Set exercise -> Scan the data for "underline" and copy the lines it appears in.

(Extracts from a graphics dataset)

"""

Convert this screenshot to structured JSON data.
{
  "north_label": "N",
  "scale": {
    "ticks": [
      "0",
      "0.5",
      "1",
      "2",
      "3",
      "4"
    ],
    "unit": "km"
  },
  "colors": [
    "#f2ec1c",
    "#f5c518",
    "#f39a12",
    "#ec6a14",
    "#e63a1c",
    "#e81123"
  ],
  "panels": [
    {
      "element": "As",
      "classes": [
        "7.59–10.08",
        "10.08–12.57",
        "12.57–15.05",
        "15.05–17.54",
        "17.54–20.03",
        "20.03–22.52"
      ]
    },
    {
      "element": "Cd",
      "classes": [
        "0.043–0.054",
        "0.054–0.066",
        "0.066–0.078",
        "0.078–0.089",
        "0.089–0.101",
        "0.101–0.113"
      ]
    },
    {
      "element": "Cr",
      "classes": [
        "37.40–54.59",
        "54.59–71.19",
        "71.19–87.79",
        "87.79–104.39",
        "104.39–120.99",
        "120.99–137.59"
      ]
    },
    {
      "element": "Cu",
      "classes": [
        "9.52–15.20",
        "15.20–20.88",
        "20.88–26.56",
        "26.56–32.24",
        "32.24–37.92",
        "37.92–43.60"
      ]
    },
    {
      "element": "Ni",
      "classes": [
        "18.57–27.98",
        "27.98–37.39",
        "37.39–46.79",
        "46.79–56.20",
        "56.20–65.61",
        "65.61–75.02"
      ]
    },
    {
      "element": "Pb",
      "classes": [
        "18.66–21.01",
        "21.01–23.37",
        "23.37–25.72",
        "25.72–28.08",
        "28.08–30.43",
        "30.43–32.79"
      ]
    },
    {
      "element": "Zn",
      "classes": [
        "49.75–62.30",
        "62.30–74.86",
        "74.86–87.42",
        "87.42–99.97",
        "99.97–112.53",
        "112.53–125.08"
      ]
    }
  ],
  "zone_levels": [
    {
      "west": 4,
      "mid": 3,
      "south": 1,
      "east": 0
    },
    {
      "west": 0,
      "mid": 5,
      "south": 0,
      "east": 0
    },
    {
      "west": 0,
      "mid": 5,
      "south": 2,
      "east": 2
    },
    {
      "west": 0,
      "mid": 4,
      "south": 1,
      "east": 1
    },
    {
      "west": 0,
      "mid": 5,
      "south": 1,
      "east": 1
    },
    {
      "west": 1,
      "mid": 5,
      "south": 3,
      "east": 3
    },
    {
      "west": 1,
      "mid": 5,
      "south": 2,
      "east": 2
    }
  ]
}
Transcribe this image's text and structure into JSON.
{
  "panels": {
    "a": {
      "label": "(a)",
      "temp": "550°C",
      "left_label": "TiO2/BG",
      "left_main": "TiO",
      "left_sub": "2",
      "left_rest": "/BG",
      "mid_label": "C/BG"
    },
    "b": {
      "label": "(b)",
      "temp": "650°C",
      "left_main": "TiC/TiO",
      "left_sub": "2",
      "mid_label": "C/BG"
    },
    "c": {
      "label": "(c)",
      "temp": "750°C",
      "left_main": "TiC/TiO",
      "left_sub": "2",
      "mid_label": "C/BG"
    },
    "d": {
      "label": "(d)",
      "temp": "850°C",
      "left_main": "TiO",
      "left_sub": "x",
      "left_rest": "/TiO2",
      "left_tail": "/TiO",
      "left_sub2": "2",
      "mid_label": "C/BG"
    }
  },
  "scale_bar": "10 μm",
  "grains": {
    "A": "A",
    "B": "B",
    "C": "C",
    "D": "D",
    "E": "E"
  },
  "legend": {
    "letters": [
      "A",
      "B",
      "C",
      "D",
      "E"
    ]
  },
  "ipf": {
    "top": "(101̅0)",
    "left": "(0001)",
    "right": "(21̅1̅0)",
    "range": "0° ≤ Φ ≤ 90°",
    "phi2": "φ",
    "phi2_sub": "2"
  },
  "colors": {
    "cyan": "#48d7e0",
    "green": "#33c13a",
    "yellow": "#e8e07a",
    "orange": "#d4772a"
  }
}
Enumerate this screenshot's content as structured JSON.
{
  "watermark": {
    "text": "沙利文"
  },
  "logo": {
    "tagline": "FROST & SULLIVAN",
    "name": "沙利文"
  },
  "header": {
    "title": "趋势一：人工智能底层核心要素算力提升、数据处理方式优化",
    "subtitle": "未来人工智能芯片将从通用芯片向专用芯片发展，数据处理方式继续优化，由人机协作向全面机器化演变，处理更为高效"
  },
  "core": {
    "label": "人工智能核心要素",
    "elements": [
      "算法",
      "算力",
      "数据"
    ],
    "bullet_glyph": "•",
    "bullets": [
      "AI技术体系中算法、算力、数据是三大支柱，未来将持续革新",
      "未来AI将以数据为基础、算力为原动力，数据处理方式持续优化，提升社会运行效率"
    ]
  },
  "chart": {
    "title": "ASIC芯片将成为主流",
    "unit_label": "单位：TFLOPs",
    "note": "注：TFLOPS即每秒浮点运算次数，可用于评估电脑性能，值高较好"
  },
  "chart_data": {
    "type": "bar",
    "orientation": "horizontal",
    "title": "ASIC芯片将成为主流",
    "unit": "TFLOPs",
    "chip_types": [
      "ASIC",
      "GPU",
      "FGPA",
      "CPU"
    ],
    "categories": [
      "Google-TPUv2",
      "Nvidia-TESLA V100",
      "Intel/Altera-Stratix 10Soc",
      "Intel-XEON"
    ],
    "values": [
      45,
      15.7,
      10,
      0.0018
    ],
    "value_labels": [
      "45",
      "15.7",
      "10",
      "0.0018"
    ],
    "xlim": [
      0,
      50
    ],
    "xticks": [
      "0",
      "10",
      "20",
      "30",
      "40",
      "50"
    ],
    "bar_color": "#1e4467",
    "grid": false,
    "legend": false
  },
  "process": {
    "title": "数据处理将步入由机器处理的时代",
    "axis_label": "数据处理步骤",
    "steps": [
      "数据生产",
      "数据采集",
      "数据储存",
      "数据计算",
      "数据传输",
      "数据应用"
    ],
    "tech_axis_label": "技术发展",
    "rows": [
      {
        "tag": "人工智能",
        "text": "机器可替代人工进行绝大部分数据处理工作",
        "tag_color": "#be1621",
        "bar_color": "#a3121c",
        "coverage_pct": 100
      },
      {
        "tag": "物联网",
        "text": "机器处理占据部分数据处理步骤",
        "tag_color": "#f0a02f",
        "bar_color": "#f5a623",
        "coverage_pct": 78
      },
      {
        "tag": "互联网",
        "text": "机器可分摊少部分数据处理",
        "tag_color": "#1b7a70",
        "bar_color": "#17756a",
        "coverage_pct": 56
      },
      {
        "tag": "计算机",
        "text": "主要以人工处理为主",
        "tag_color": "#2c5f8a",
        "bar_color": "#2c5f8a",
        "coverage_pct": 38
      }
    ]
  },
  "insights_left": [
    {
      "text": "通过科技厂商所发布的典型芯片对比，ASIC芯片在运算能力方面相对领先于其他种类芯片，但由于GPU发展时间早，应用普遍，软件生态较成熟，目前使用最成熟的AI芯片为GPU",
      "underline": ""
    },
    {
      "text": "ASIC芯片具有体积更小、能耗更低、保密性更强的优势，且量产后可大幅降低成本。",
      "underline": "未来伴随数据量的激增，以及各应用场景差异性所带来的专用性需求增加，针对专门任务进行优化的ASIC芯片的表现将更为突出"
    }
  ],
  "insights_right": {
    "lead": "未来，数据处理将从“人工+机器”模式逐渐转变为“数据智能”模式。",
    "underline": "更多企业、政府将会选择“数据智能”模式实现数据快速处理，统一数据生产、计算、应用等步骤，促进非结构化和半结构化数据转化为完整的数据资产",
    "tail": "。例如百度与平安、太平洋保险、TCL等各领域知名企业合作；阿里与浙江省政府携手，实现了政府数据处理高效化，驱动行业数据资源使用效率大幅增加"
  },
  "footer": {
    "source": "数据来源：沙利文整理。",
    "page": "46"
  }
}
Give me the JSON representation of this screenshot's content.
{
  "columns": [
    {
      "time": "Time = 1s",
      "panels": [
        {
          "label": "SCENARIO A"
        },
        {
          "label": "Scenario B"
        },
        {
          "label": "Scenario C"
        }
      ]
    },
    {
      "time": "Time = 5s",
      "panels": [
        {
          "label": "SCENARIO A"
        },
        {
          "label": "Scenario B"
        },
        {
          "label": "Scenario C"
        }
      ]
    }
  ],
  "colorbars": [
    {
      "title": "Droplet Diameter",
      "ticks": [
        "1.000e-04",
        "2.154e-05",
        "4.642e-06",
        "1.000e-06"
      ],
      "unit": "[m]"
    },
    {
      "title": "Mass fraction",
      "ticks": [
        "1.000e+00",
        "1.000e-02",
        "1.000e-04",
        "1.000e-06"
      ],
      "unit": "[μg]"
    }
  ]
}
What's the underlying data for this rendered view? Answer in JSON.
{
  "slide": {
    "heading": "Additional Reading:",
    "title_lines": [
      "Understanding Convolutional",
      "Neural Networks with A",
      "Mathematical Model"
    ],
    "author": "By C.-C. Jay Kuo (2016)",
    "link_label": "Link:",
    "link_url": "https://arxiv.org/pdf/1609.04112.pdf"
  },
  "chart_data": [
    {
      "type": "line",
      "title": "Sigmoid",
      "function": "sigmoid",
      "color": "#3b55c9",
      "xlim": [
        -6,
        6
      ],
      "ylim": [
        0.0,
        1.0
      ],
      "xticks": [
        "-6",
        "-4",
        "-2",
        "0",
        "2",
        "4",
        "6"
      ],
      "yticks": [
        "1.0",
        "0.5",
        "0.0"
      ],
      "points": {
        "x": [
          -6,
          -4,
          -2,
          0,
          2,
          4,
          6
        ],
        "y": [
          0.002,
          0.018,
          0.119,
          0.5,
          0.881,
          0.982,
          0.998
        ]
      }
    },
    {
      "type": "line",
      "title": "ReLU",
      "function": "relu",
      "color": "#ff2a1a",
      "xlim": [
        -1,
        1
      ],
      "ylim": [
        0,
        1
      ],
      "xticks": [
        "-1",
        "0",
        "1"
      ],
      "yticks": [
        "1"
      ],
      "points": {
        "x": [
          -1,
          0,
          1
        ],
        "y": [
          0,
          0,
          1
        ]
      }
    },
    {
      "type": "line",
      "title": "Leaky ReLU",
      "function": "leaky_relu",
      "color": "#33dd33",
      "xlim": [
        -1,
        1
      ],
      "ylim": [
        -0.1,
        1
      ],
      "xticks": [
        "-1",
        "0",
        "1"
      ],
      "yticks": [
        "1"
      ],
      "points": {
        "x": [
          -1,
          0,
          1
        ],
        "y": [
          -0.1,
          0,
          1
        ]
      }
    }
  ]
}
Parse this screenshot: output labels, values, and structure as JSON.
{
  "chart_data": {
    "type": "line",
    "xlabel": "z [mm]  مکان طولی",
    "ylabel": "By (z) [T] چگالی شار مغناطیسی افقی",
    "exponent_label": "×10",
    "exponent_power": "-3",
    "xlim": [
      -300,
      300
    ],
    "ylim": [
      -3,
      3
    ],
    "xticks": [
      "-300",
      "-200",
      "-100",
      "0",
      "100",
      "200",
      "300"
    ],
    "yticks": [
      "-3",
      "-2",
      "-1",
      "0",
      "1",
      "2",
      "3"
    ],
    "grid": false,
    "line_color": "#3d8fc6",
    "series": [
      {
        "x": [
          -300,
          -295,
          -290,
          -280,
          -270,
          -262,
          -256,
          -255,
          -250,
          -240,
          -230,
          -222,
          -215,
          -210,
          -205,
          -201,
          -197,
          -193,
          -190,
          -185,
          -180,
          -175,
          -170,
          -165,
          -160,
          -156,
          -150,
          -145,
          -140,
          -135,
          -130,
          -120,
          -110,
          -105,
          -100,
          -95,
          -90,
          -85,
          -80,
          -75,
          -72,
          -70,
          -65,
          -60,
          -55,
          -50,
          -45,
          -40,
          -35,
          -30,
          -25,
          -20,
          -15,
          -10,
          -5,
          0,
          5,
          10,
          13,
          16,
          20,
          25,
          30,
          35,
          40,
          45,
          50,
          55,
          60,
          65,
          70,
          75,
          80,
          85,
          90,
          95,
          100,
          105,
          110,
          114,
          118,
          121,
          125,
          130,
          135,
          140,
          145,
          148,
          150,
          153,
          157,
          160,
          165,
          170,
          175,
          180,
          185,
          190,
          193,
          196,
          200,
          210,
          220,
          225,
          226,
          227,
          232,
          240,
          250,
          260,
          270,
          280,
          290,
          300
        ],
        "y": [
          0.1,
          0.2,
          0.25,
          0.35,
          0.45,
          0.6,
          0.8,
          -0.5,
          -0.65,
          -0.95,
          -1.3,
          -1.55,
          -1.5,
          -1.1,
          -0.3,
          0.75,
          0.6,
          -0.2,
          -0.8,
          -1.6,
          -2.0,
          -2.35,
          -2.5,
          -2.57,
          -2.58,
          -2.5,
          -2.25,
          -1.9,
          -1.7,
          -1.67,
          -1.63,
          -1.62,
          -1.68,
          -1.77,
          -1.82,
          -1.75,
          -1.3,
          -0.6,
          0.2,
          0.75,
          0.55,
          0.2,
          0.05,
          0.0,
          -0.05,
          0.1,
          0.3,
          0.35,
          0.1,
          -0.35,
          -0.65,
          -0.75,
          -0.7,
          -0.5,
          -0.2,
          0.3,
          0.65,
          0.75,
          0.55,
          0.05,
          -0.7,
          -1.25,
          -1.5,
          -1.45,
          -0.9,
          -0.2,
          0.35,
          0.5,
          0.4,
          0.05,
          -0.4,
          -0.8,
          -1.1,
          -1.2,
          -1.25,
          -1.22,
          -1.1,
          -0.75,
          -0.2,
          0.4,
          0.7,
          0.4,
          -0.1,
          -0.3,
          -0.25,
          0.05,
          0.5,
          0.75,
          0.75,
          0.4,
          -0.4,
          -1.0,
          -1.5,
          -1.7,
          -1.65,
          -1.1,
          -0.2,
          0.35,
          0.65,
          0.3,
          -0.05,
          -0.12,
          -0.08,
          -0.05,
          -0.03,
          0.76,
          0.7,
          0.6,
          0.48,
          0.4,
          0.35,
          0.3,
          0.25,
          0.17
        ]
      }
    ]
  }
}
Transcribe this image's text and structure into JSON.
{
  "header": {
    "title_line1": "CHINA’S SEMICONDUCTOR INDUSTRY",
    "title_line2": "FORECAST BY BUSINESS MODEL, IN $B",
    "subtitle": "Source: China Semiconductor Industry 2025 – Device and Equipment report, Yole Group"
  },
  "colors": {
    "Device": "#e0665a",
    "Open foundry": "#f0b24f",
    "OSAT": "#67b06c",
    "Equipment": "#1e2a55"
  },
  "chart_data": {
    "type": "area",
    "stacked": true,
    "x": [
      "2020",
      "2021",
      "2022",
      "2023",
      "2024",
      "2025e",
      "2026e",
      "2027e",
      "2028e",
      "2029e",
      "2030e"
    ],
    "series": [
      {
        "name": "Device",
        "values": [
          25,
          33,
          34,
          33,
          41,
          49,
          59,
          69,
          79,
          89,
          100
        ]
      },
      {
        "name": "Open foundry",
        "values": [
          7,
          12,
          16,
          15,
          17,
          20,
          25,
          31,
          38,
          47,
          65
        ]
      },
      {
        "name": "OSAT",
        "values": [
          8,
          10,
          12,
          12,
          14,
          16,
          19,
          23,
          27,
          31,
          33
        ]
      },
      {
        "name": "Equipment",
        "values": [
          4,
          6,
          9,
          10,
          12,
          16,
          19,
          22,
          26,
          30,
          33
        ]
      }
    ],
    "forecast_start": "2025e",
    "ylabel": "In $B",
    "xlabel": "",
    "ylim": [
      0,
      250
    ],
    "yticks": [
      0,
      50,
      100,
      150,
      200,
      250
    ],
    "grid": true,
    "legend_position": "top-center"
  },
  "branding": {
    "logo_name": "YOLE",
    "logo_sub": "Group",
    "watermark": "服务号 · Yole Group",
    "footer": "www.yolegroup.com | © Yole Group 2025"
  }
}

"""

Solution to this problem ->
      "underline": ""
      "underline": "未来伴随数据量的激增，以及各应用场景差异性所带来的专用性需求增加，针对专门任务进行优化的ASIC芯片的表现将更为突出"
    "underline": "更多企业、政府将会选择“数据智能”模式实现数据快速处理，统一数据生产、计算、应用等步骤，促进非结构化和半结构化数据转化为完整的数据资产",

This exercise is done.